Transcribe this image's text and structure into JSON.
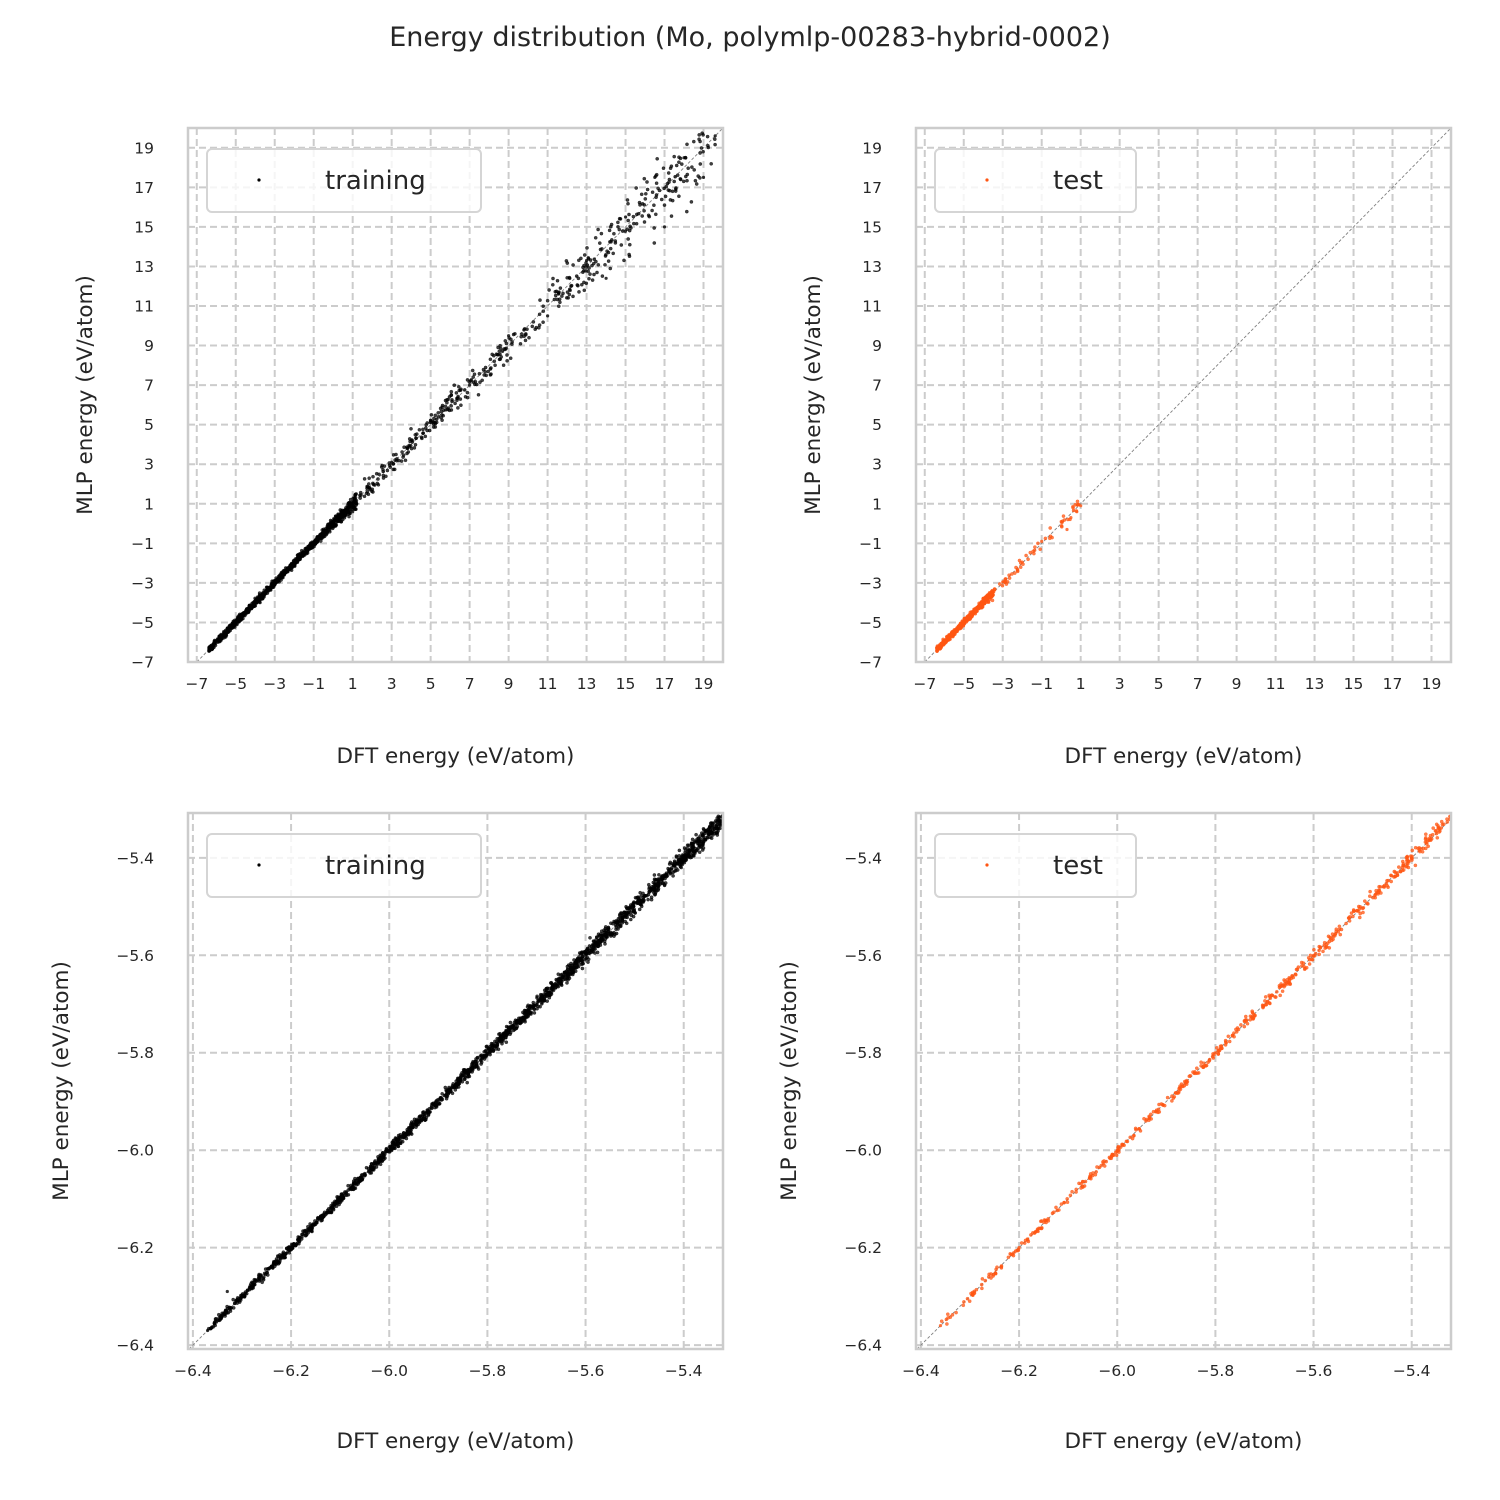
{
  "figure": {
    "title": "Energy distribution (Mo, polymlp-00283-hybrid-0002)"
  },
  "colors": {
    "training": "#000000",
    "test": "#ff5512",
    "grid": "#cccccc",
    "spine": "#cccccc",
    "diagonal": "#808080"
  },
  "chart_data": [
    {
      "id": "top-left",
      "type": "scatter",
      "title": "",
      "xlabel": "DFT energy (eV/atom)",
      "ylabel": "MLP energy (eV/atom)",
      "xlim": [
        -7.45,
        20.0
      ],
      "ylim": [
        -7.0,
        20.0
      ],
      "xticks": [
        "−7",
        "−5",
        "−3",
        "−1",
        "1",
        "3",
        "5",
        "7",
        "9",
        "11",
        "13",
        "15",
        "17",
        "19"
      ],
      "yticks": [
        "−7",
        "−5",
        "−3",
        "−1",
        "1",
        "3",
        "5",
        "7",
        "9",
        "11",
        "13",
        "15",
        "17",
        "19"
      ],
      "xtick_values": [
        -7,
        -5,
        -3,
        -1,
        1,
        3,
        5,
        7,
        9,
        11,
        13,
        15,
        17,
        19
      ],
      "ytick_values": [
        -7,
        -5,
        -3,
        -1,
        1,
        3,
        5,
        7,
        9,
        11,
        13,
        15,
        17,
        19
      ],
      "grid": true,
      "diagonal": true,
      "legend": {
        "label": "training",
        "position": "top-left"
      },
      "series": [
        {
          "name": "training",
          "color_key": "training",
          "description": "dense points along y=x from about -6.4 to 19.6; tight below 1 eV/atom, scatter widening above",
          "data_range": [
            -6.38,
            19.6
          ],
          "spread_low": 0.08,
          "spread_high": 0.9,
          "sample_points": [
            [
              -6.38,
              -6.36
            ],
            [
              -5.0,
              -5.0
            ],
            [
              -3.0,
              -2.98
            ],
            [
              -1.0,
              -0.95
            ],
            [
              0.5,
              0.2
            ],
            [
              1.0,
              0.6
            ],
            [
              3.0,
              3.1
            ],
            [
              5.0,
              5.2
            ],
            [
              7.0,
              7.0
            ],
            [
              9.0,
              9.5
            ],
            [
              11.0,
              10.5
            ],
            [
              13.0,
              13.3
            ],
            [
              14.0,
              12.4
            ],
            [
              15.0,
              15.5
            ],
            [
              16.5,
              17.5
            ],
            [
              17.0,
              15.0
            ],
            [
              18.0,
              18.5
            ],
            [
              19.0,
              17.5
            ],
            [
              19.6,
              19.6
            ]
          ]
        }
      ]
    },
    {
      "id": "top-right",
      "type": "scatter",
      "title": "",
      "xlabel": "DFT energy (eV/atom)",
      "ylabel": "MLP energy (eV/atom)",
      "xlim": [
        -7.45,
        20.0
      ],
      "ylim": [
        -7.0,
        20.0
      ],
      "xticks": [
        "−7",
        "−5",
        "−3",
        "−1",
        "1",
        "3",
        "5",
        "7",
        "9",
        "11",
        "13",
        "15",
        "17",
        "19"
      ],
      "yticks": [
        "−7",
        "−5",
        "−3",
        "−1",
        "1",
        "3",
        "5",
        "7",
        "9",
        "11",
        "13",
        "15",
        "17",
        "19"
      ],
      "xtick_values": [
        -7,
        -5,
        -3,
        -1,
        1,
        3,
        5,
        7,
        9,
        11,
        13,
        15,
        17,
        19
      ],
      "ytick_values": [
        -7,
        -5,
        -3,
        -1,
        1,
        3,
        5,
        7,
        9,
        11,
        13,
        15,
        17,
        19
      ],
      "grid": true,
      "diagonal": true,
      "legend": {
        "label": "test",
        "position": "top-left"
      },
      "series": [
        {
          "name": "test",
          "color_key": "test",
          "description": "points along y=x from about -6.4 to 1.0",
          "data_range": [
            -6.38,
            1.0
          ],
          "spread_low": 0.06,
          "spread_high": 0.25,
          "sample_points": [
            [
              -6.38,
              -6.36
            ],
            [
              -5.0,
              -5.0
            ],
            [
              -3.5,
              -3.45
            ],
            [
              -3.0,
              -2.95
            ],
            [
              -2.0,
              -1.95
            ],
            [
              -1.0,
              -0.9
            ],
            [
              0.0,
              0.1
            ],
            [
              0.5,
              0.3
            ],
            [
              0.8,
              0.6
            ],
            [
              1.0,
              0.9
            ],
            [
              0.3,
              -0.3
            ]
          ]
        }
      ]
    },
    {
      "id": "bottom-left",
      "type": "scatter",
      "title": "",
      "xlabel": "DFT energy (eV/atom)",
      "ylabel": "MLP energy (eV/atom)",
      "xlim": [
        -6.41,
        -5.32
      ],
      "ylim": [
        -6.408,
        -5.308
      ],
      "xticks": [
        "−6.4",
        "−6.2",
        "−6.0",
        "−5.8",
        "−5.6",
        "−5.4"
      ],
      "yticks": [
        "−6.4",
        "−6.2",
        "−6.0",
        "−5.8",
        "−5.6",
        "−5.4"
      ],
      "xtick_values": [
        -6.4,
        -6.2,
        -6.0,
        -5.8,
        -5.6,
        -5.4
      ],
      "ytick_values": [
        -6.4,
        -6.2,
        -6.0,
        -5.8,
        -5.6,
        -5.4
      ],
      "grid": true,
      "diagonal": true,
      "legend": {
        "label": "training",
        "position": "top-left"
      },
      "series": [
        {
          "name": "training",
          "color_key": "training",
          "description": "dense band along y=x from about -6.37 to -5.32",
          "data_range": [
            -6.37,
            -5.32
          ],
          "spread_low": 0.004,
          "spread_high": 0.01,
          "sample_points": [
            [
              -6.37,
              -6.37
            ],
            [
              -6.33,
              -6.29
            ],
            [
              -6.2,
              -6.2
            ],
            [
              -6.0,
              -6.0
            ],
            [
              -5.8,
              -5.8
            ],
            [
              -5.6,
              -5.6
            ],
            [
              -5.4,
              -5.4
            ],
            [
              -5.32,
              -5.32
            ]
          ]
        }
      ]
    },
    {
      "id": "bottom-right",
      "type": "scatter",
      "title": "",
      "xlabel": "DFT energy (eV/atom)",
      "ylabel": "MLP energy (eV/atom)",
      "xlim": [
        -6.41,
        -5.32
      ],
      "ylim": [
        -6.408,
        -5.308
      ],
      "xticks": [
        "−6.4",
        "−6.2",
        "−6.0",
        "−5.8",
        "−5.6",
        "−5.4"
      ],
      "yticks": [
        "−6.4",
        "−6.2",
        "−6.0",
        "−5.8",
        "−5.6",
        "−5.4"
      ],
      "xtick_values": [
        -6.4,
        -6.2,
        -6.0,
        -5.8,
        -5.6,
        -5.4
      ],
      "ytick_values": [
        -6.4,
        -6.2,
        -6.0,
        -5.8,
        -5.6,
        -5.4
      ],
      "grid": true,
      "diagonal": true,
      "legend": {
        "label": "test",
        "position": "top-left"
      },
      "series": [
        {
          "name": "test",
          "color_key": "test",
          "description": "band along y=x from about -6.36 to -5.32",
          "data_range": [
            -6.36,
            -5.32
          ],
          "spread_low": 0.004,
          "spread_high": 0.008,
          "sample_points": [
            [
              -6.36,
              -6.36
            ],
            [
              -6.2,
              -6.2
            ],
            [
              -6.0,
              -6.0
            ],
            [
              -5.8,
              -5.8
            ],
            [
              -5.6,
              -5.6
            ],
            [
              -5.4,
              -5.4
            ],
            [
              -5.32,
              -5.32
            ]
          ]
        }
      ]
    }
  ]
}
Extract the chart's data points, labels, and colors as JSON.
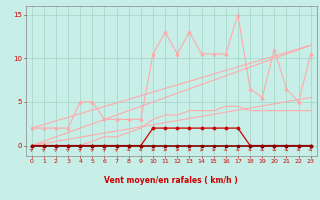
{
  "xlabel": "Vent moyen/en rafales ( km/h )",
  "x_ticks": [
    0,
    1,
    2,
    3,
    4,
    5,
    6,
    7,
    8,
    9,
    10,
    11,
    12,
    13,
    14,
    15,
    16,
    17,
    18,
    19,
    20,
    21,
    22,
    23
  ],
  "ylim": [
    -1.2,
    16
  ],
  "yticks": [
    0,
    5,
    10,
    15
  ],
  "bg_color": "#c8eee8",
  "grid_color": "#99ccbb",
  "trend1_x": [
    0,
    23
  ],
  "trend1_y": [
    0.0,
    5.5
  ],
  "trend1_color": "#ffaaaa",
  "trend1_lw": 0.8,
  "trend2_x": [
    0,
    23
  ],
  "trend2_y": [
    2.0,
    11.5
  ],
  "trend2_color": "#ffaaaa",
  "trend2_lw": 0.8,
  "trend3_x": [
    0,
    23
  ],
  "trend3_y": [
    0.0,
    11.5
  ],
  "trend3_color": "#ffaaaa",
  "trend3_lw": 0.8,
  "spiky_x": [
    0,
    1,
    2,
    3,
    4,
    5,
    6,
    7,
    8,
    9,
    10,
    11,
    12,
    13,
    14,
    15,
    16,
    17,
    18,
    19,
    20,
    21,
    22,
    23
  ],
  "spiky_y": [
    2.0,
    2.0,
    2.0,
    2.0,
    5.0,
    5.0,
    3.0,
    3.0,
    3.0,
    3.0,
    10.5,
    13.0,
    10.5,
    13.0,
    10.5,
    10.5,
    10.5,
    15.0,
    6.5,
    5.5,
    11.0,
    6.5,
    5.0,
    10.5
  ],
  "spiky_color": "#ffaaaa",
  "spiky_lw": 0.8,
  "spiky_marker": "^",
  "spiky_ms": 2.0,
  "band_upper_x": [
    0,
    1,
    2,
    3,
    4,
    5,
    6,
    7,
    8,
    9,
    10,
    11,
    12,
    13,
    14,
    15,
    16,
    17,
    18,
    19,
    20,
    21,
    22,
    23
  ],
  "band_upper_y": [
    0,
    0,
    0,
    0,
    0,
    0.5,
    1.0,
    1.0,
    1.5,
    2.0,
    3.0,
    3.5,
    3.5,
    4.0,
    4.0,
    4.0,
    4.5,
    4.5,
    4.0,
    4.0,
    4.0,
    4.0,
    4.0,
    4.0
  ],
  "band_upper_color": "#ffaaaa",
  "band_upper_lw": 0.8,
  "dark1_x": [
    0,
    1,
    2,
    3,
    4,
    5,
    6,
    7,
    8,
    9,
    10,
    11,
    12,
    13,
    14,
    15,
    16,
    17,
    18,
    19,
    20,
    21,
    22,
    23
  ],
  "dark1_y": [
    0,
    0,
    0,
    0,
    0,
    0,
    0,
    0,
    0,
    0,
    2.0,
    2.0,
    2.0,
    2.0,
    2.0,
    2.0,
    2.0,
    2.0,
    0,
    0,
    0,
    0,
    0,
    0
  ],
  "dark1_color": "#cc0000",
  "dark1_lw": 0.9,
  "dark1_marker": "D",
  "dark1_ms": 1.5,
  "dark2_x": [
    0,
    1,
    2,
    3,
    4,
    5,
    6,
    7,
    8,
    9,
    10,
    11,
    12,
    13,
    14,
    15,
    16,
    17,
    18,
    19,
    20,
    21,
    22,
    23
  ],
  "dark2_y": [
    0,
    0,
    0,
    0,
    0,
    0,
    0,
    0,
    0,
    0,
    0,
    0,
    0,
    0,
    0,
    0,
    0,
    0,
    0,
    0,
    0,
    0,
    0,
    0
  ],
  "dark2_color": "#880000",
  "dark2_lw": 1.2,
  "dark2_marker": "s",
  "dark2_ms": 1.5,
  "arrow_color": "#cc2222",
  "arrow_angles_deg": [
    45,
    45,
    45,
    45,
    45,
    45,
    45,
    45,
    135,
    135,
    90,
    90,
    90,
    90,
    90,
    90,
    135,
    135,
    135,
    135,
    135,
    135,
    135,
    135
  ]
}
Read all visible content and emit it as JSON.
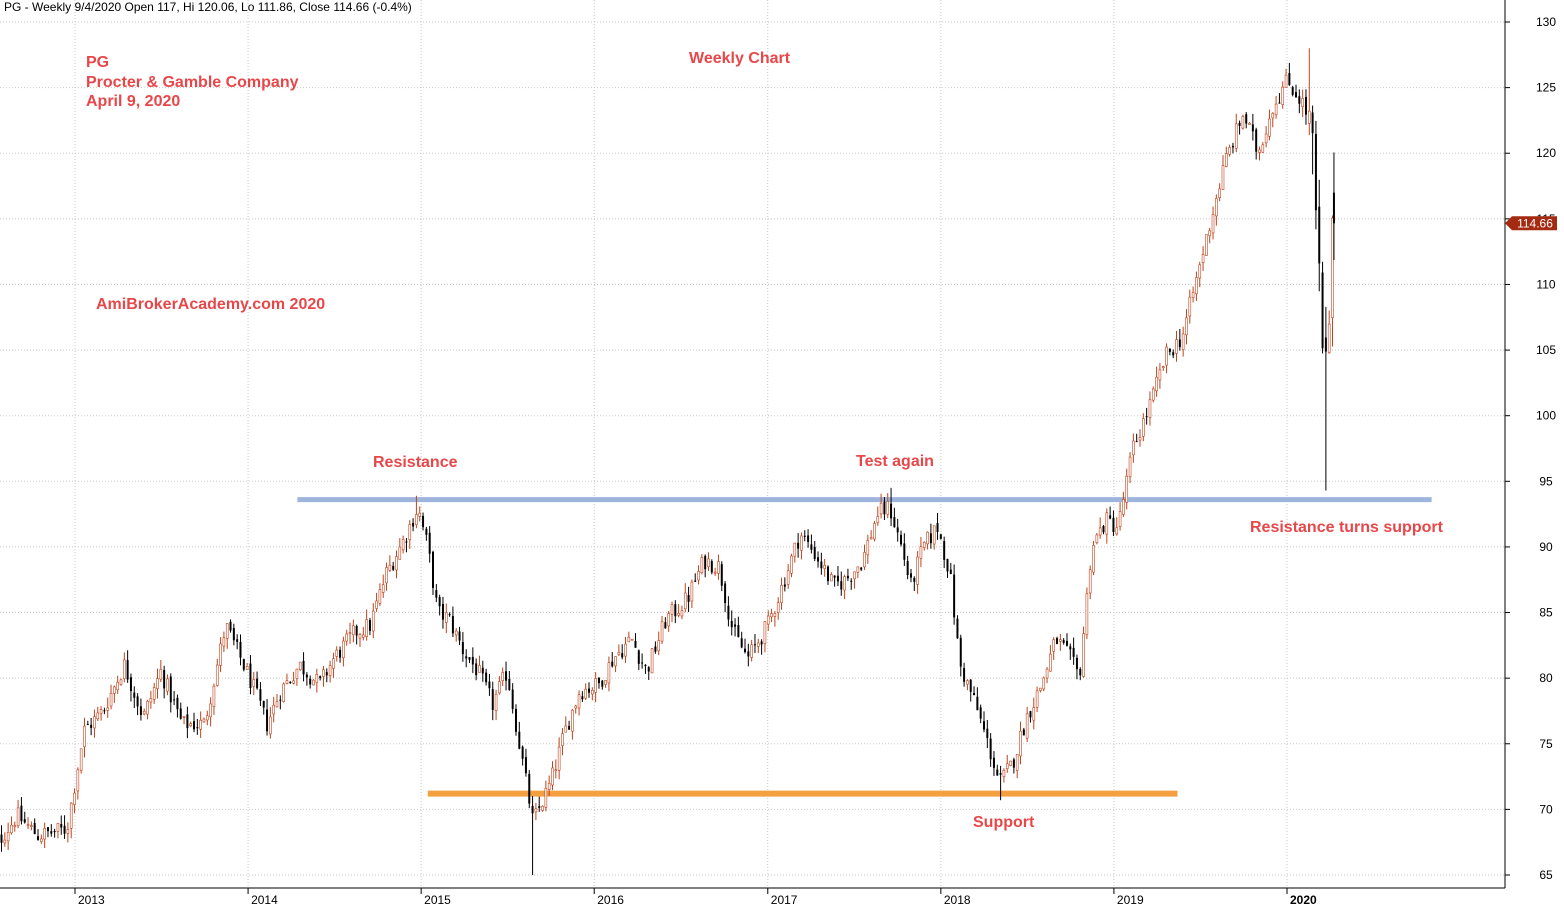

- **Problem to work on**:
How many of the lines in the listing above hold the word "ffaaaa"? Report only that figure.

- **Response to the task**:
5